## START

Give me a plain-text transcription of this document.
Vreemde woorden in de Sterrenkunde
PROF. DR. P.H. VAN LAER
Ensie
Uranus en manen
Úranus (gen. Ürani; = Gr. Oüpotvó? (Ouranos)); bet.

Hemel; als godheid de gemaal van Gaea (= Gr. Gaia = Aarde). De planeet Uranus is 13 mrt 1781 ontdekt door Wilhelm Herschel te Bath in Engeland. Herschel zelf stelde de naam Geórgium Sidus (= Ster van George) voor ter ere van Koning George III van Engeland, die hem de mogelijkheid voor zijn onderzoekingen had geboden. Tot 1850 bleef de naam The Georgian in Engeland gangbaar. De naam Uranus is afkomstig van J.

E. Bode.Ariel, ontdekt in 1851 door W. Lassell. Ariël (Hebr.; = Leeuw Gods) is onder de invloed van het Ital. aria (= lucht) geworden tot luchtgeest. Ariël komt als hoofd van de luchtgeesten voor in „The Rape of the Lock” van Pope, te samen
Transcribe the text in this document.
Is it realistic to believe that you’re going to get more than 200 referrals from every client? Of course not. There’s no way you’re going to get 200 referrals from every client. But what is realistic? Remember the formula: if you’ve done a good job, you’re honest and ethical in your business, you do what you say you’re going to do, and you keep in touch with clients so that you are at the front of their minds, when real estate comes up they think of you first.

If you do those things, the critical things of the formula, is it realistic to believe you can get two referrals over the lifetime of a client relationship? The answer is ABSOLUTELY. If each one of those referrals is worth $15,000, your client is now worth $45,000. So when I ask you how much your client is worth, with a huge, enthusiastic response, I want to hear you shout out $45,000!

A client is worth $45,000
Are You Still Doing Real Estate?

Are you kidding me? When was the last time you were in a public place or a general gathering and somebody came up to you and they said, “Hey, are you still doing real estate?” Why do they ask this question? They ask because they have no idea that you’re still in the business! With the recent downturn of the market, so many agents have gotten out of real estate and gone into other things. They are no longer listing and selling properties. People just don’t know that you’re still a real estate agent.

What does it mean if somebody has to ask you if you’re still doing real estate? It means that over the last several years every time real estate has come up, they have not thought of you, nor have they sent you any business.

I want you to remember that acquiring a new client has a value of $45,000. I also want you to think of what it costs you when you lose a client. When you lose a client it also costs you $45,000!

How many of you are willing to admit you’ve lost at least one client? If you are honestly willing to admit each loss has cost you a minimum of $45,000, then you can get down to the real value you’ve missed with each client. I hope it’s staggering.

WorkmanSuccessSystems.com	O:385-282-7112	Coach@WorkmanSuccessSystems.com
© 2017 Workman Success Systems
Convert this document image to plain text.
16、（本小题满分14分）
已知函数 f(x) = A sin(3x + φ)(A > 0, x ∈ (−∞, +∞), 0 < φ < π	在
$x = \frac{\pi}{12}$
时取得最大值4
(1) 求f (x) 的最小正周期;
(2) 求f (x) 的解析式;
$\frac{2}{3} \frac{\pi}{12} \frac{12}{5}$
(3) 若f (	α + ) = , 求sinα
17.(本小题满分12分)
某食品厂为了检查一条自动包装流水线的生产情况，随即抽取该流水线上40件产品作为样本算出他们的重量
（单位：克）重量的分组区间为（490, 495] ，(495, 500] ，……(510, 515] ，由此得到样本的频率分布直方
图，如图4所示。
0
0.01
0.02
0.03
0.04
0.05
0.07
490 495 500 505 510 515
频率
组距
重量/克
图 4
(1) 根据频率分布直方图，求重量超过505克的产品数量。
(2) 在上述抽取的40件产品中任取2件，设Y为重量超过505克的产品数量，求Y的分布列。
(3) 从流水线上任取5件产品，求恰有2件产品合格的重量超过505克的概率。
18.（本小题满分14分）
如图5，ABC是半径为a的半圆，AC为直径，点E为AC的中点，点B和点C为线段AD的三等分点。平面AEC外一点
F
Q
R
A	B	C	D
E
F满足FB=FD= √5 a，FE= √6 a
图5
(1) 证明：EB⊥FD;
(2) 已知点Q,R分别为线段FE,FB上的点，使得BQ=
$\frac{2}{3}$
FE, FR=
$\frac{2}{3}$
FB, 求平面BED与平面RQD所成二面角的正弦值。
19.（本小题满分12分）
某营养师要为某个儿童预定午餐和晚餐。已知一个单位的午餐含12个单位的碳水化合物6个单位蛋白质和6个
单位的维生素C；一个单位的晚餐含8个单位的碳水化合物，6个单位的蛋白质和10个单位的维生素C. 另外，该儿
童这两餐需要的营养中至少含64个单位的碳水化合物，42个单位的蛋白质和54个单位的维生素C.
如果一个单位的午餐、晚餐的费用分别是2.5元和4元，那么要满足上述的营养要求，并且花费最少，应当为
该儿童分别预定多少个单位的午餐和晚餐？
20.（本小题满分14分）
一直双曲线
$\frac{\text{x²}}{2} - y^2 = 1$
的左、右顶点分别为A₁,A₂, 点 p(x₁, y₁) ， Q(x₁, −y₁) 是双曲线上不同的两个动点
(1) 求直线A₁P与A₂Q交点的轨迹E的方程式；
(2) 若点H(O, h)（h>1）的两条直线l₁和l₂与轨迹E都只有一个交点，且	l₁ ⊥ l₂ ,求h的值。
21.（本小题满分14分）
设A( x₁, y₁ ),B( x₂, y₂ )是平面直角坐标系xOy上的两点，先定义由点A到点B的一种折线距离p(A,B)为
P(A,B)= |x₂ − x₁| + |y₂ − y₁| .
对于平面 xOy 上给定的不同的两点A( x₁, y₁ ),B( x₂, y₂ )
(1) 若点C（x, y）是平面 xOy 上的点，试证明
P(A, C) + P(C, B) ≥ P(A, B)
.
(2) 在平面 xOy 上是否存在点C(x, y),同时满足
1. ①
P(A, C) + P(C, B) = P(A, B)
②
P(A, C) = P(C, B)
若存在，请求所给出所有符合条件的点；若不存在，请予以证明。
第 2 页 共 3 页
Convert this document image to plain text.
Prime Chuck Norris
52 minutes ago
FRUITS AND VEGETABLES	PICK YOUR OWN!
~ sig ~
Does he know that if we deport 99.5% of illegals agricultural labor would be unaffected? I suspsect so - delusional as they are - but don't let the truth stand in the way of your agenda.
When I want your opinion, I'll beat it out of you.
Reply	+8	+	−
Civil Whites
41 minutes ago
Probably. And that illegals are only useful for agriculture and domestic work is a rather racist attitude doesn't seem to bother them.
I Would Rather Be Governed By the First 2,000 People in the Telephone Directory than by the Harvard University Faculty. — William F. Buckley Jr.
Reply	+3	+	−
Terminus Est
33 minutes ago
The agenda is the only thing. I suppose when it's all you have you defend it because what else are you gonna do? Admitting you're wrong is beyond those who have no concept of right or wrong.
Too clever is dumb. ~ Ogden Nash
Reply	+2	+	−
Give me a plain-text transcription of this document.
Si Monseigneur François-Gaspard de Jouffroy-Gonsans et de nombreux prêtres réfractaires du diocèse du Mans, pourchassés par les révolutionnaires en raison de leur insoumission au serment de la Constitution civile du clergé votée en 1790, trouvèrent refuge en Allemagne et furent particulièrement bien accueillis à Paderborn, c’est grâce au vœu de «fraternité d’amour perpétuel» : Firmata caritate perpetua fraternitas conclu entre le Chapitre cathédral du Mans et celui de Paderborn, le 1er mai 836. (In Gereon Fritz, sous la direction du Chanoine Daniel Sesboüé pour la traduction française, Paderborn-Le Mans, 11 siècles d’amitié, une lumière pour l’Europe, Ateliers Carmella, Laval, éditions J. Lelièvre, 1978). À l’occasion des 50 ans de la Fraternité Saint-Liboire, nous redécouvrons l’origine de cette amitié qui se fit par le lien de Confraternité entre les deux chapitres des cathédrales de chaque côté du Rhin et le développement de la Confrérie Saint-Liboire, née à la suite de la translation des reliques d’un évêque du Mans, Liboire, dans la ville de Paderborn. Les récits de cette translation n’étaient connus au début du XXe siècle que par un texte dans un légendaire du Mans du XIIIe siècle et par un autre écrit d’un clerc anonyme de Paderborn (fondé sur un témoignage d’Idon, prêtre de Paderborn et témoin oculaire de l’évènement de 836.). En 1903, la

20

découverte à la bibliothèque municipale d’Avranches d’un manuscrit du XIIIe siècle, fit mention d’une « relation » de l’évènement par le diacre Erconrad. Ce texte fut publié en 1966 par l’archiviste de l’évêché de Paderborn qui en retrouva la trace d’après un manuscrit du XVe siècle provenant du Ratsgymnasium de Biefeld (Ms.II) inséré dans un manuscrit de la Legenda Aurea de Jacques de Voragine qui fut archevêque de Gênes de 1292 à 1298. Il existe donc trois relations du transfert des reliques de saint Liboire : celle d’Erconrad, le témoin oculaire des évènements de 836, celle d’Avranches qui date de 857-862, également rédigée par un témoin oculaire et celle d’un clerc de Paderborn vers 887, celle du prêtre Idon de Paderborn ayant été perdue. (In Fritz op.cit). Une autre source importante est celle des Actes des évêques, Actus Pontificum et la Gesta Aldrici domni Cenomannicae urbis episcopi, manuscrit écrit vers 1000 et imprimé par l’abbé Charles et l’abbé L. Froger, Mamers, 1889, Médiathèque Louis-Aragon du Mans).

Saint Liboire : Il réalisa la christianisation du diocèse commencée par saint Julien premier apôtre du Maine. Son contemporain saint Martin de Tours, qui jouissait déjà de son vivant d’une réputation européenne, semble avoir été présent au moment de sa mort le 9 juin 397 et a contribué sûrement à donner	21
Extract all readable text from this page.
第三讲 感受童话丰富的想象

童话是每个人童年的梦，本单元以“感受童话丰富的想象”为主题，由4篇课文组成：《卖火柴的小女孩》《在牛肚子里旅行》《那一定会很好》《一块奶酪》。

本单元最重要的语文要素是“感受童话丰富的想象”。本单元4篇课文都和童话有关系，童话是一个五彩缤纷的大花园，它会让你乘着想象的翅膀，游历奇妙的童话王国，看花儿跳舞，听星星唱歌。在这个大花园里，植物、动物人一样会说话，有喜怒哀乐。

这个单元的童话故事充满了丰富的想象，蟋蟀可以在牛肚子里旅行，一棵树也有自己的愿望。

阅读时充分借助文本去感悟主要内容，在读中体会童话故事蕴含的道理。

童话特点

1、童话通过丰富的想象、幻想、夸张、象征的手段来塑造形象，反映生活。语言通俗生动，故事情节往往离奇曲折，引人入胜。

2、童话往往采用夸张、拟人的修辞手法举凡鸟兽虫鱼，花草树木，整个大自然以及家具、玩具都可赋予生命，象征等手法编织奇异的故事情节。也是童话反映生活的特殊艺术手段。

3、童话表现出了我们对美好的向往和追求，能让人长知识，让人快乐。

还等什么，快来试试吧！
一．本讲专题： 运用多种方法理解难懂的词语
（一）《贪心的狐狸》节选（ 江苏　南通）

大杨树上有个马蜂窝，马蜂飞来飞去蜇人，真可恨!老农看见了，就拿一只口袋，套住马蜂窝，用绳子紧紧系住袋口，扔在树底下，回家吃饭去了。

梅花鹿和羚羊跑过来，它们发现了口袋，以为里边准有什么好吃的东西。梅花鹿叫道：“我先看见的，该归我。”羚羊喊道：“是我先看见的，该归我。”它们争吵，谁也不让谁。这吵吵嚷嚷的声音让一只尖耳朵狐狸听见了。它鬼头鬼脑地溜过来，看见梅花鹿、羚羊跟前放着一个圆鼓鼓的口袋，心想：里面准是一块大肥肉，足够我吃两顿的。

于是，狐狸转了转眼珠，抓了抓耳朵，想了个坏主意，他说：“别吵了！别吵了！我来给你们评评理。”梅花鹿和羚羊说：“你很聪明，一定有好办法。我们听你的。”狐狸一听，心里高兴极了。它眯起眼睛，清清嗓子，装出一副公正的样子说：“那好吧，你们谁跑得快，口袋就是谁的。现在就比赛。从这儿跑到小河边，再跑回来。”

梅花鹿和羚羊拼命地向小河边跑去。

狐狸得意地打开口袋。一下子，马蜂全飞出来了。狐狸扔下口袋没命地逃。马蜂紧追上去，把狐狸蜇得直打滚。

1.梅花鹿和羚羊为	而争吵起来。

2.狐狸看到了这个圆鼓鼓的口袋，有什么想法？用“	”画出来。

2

## END

• _SHORT EXERCISE_:
Give the count of lines in the listing that hold the word "each", with no other text.

• _CORRECT RESPONSE_:
2